— SHORT EXERCISE —
Pick out each line of the records in which the word "this" appears.

_ _ _ _ _

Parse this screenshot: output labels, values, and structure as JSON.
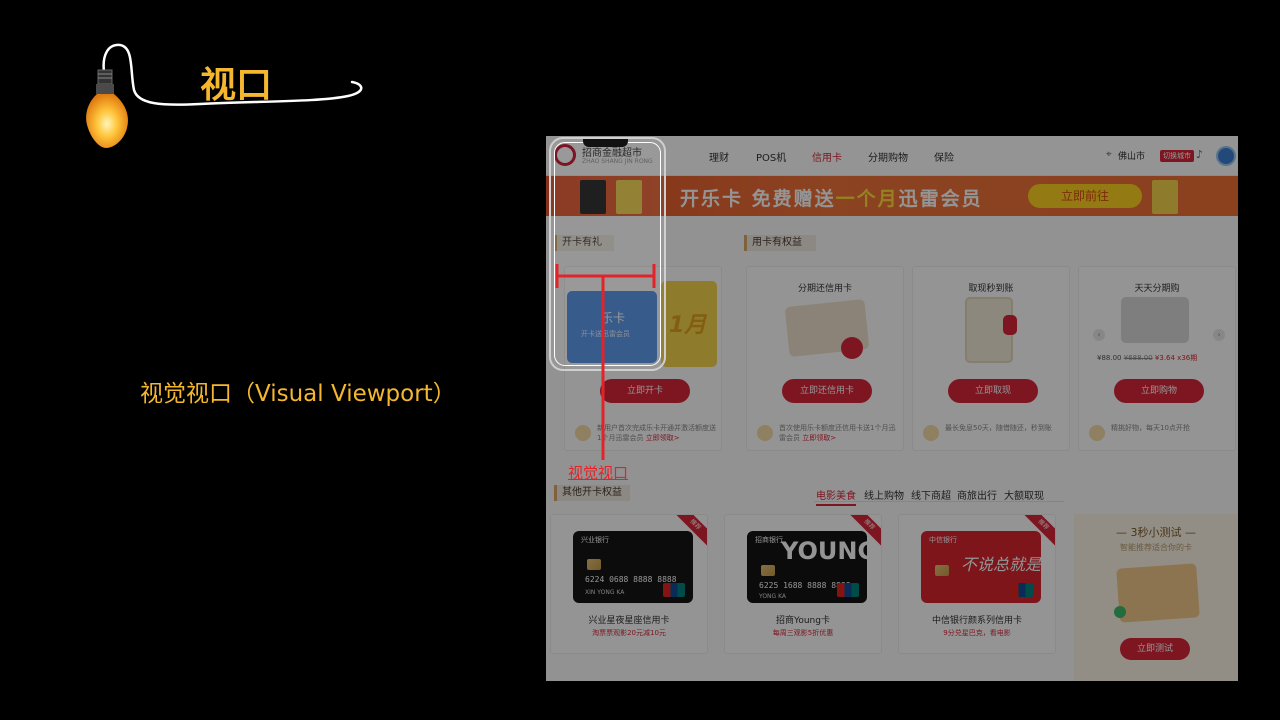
{
  "slide": {
    "title": "视口",
    "subtitle": "视觉视口（Visual Viewport）",
    "viewport_label": "视觉视口",
    "accent_color": "#f5b72e",
    "marker_color": "#e2242a"
  },
  "site": {
    "logo_text": "招商金融超市",
    "logo_sub": "ZHAO SHANG JIN RONG",
    "nav": [
      "理财",
      "POS机",
      "信用卡",
      "分期购物",
      "保险"
    ],
    "nav_active": "信用卡",
    "city": "佛山市",
    "city_badge": "切换城市",
    "banner": {
      "text_a": "开乐卡 免费赠送",
      "text_highlight": "一个月",
      "text_b": "迅雷会员",
      "button": "立即前往"
    },
    "section_left": "开卡有礼",
    "section_right": "用卡有权益",
    "panels": [
      {
        "title": "",
        "card_title": "乐卡",
        "card_sub": "开卡送迅雷会员",
        "promo": "1月",
        "button": "立即开卡",
        "tip_a": "新用户首次完成乐卡开通并激活额度送1个月迅雷会员",
        "tip_link": "立即领取>"
      },
      {
        "title": "分期还信用卡",
        "button": "立即还信用卡",
        "tip_a": "首次使用乐卡额度还信用卡送1个月迅雷会员",
        "tip_link": "立即领取>"
      },
      {
        "title": "取现秒到账",
        "button": "立即取现",
        "tip_a": "最长免息50天，随借随还，秒到账",
        "tip_link": ""
      },
      {
        "title": "天天分期购",
        "button": "立即购物",
        "price_a": "¥88.00",
        "price_old": "¥688.00",
        "price_b": "¥3.64 x36期",
        "tip_a": "精挑好物，每天10点开抢",
        "tip_link": ""
      }
    ],
    "section_other": "其他开卡权益",
    "category_tabs": [
      "电影美食",
      "线上购物",
      "线下商超",
      "商旅出行",
      "大额取现"
    ],
    "category_active": "电影美食",
    "credit_cards": [
      {
        "name": "兴业星夜星座信用卡",
        "sub": "淘票票观影20元减10元",
        "bank": "兴业银行",
        "number": "6224 0688 8888 8888",
        "holder": "XIN YONG KA",
        "corner": "推荐",
        "color": "#1a1a1a"
      },
      {
        "name": "招商Young卡",
        "sub": "每周三观影5折优惠",
        "bank": "招商银行",
        "number": "6225 1688 8888 8888",
        "holder": "YONG KA",
        "corner": "推荐",
        "color": "#151515",
        "headline": "YOUNG"
      },
      {
        "name": "中信银行颜系列信用卡",
        "sub": "9分兑星巴克，看电影",
        "bank": "中信银行",
        "headline": "不说总就是",
        "corner": "推荐",
        "color": "#d9252f"
      }
    ],
    "quiz": {
      "title": "— 3秒小测试 —",
      "subtitle": "智能推荐适合你的卡",
      "button": "立即测试"
    }
  },
  "icons": [
    "lightbulb-icon",
    "location-icon",
    "bag-icon",
    "bell-icon",
    "avatar-icon",
    "chevron-left-icon",
    "chevron-right-icon"
  ]
}
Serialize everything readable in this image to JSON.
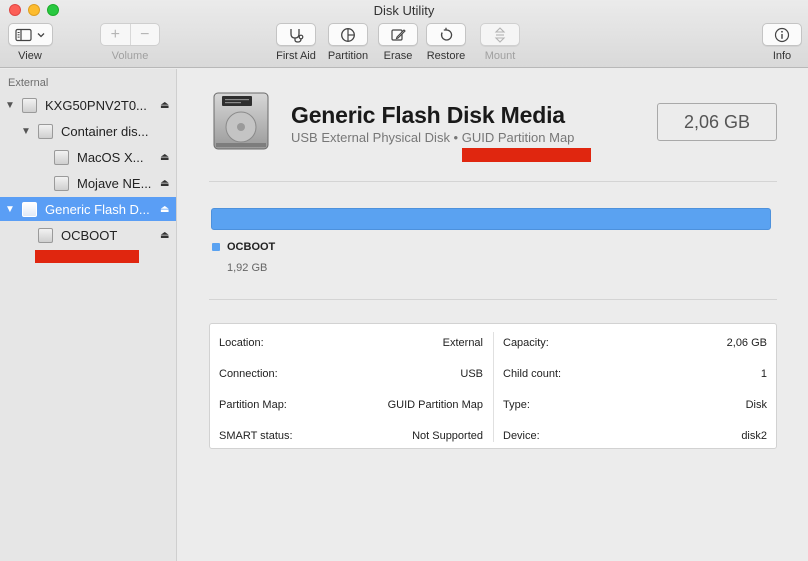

_ _ _ _ _

— ANSWER IN FULL —
Parse this screenshot: output labels, values, and structure as JSON.
Serialize everything readable in this image to JSON.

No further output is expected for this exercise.